Stored data
[Begin]

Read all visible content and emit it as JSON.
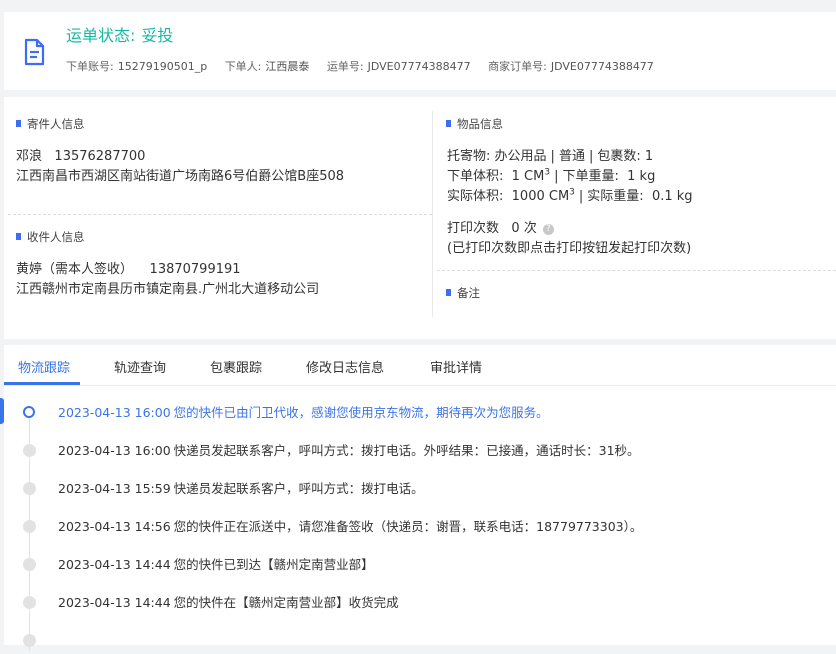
{
  "header": {
    "status_label": "运单状态:",
    "status_value": "妥投",
    "meta": [
      {
        "label": "下单账号:",
        "value": "15279190501_p"
      },
      {
        "label": "下单人:",
        "value": "江西晨泰"
      },
      {
        "label": "运单号:",
        "value": "JDVE07774388477"
      },
      {
        "label": "商家订单号:",
        "value": "JDVE07774388477"
      }
    ]
  },
  "sender": {
    "title": "寄件人信息",
    "name": "邓浪",
    "phone": "13576287700",
    "address": "江西南昌市西湖区南站街道广场南路6号伯爵公馆B座508"
  },
  "receiver": {
    "title": "收件人信息",
    "name": "黄婷（需本人签收）",
    "phone": "13870799191",
    "address": "江西赣州市定南县历市镇定南县.广州北大道移动公司"
  },
  "goods": {
    "title": "物品信息",
    "line1": {
      "cargo_label": "托寄物:",
      "cargo_value": "办公用品",
      "type": "普通",
      "pkg_label": "包裹数:",
      "pkg_value": "1"
    },
    "line2": {
      "vol_label": "下单体积:",
      "vol_value": "1 CM",
      "vol_sup": "3",
      "wt_label": "下单重量:",
      "wt_value": "1 kg"
    },
    "line3": {
      "vol_label": "实际体积:",
      "vol_value": "1000 CM",
      "vol_sup": "3",
      "wt_label": "实际重量:",
      "wt_value": "0.1 kg"
    },
    "print_label": "打印次数",
    "print_value": "0 次",
    "print_hint": "(已打印次数即点击打印按钮发起打印次数)"
  },
  "remark": {
    "title": "备注"
  },
  "tabs": [
    "物流跟踪",
    "轨迹查询",
    "包裹跟踪",
    "修改日志信息",
    "审批详情"
  ],
  "timeline": [
    {
      "time": "2023-04-13 16:00",
      "text": "您的快件已由门卫代收，感谢您使用京东物流，期待再次为您服务。"
    },
    {
      "time": "2023-04-13 16:00",
      "text": "快递员发起联系客户，呼叫方式：拨打电话。外呼结果：已接通，通话时长：31秒。"
    },
    {
      "time": "2023-04-13 15:59",
      "text": "快递员发起联系客户，呼叫方式：拨打电话。"
    },
    {
      "time": "2023-04-13 14:56",
      "text": "您的快件正在派送中，请您准备签收（快递员：谢晋，联系电话：18779773303）。"
    },
    {
      "time": "2023-04-13 14:44",
      "text": "您的快件已到达【赣州定南营业部】"
    },
    {
      "time": "2023-04-13 14:44",
      "text": "您的快件在【赣州定南营业部】收货完成"
    }
  ],
  "colors": {
    "accent": "#3b74e8",
    "status": "#18b9a4"
  }
}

[End]

Copy out every line holding the string "快递员发起联系客户".

◆ EXERCISE ANSWER
      "text": "快递员发起联系客户，呼叫方式：拨打电话。外呼结果：已接通，通话时长：31秒。"
      "text": "快递员发起联系客户，呼叫方式：拨打电话。"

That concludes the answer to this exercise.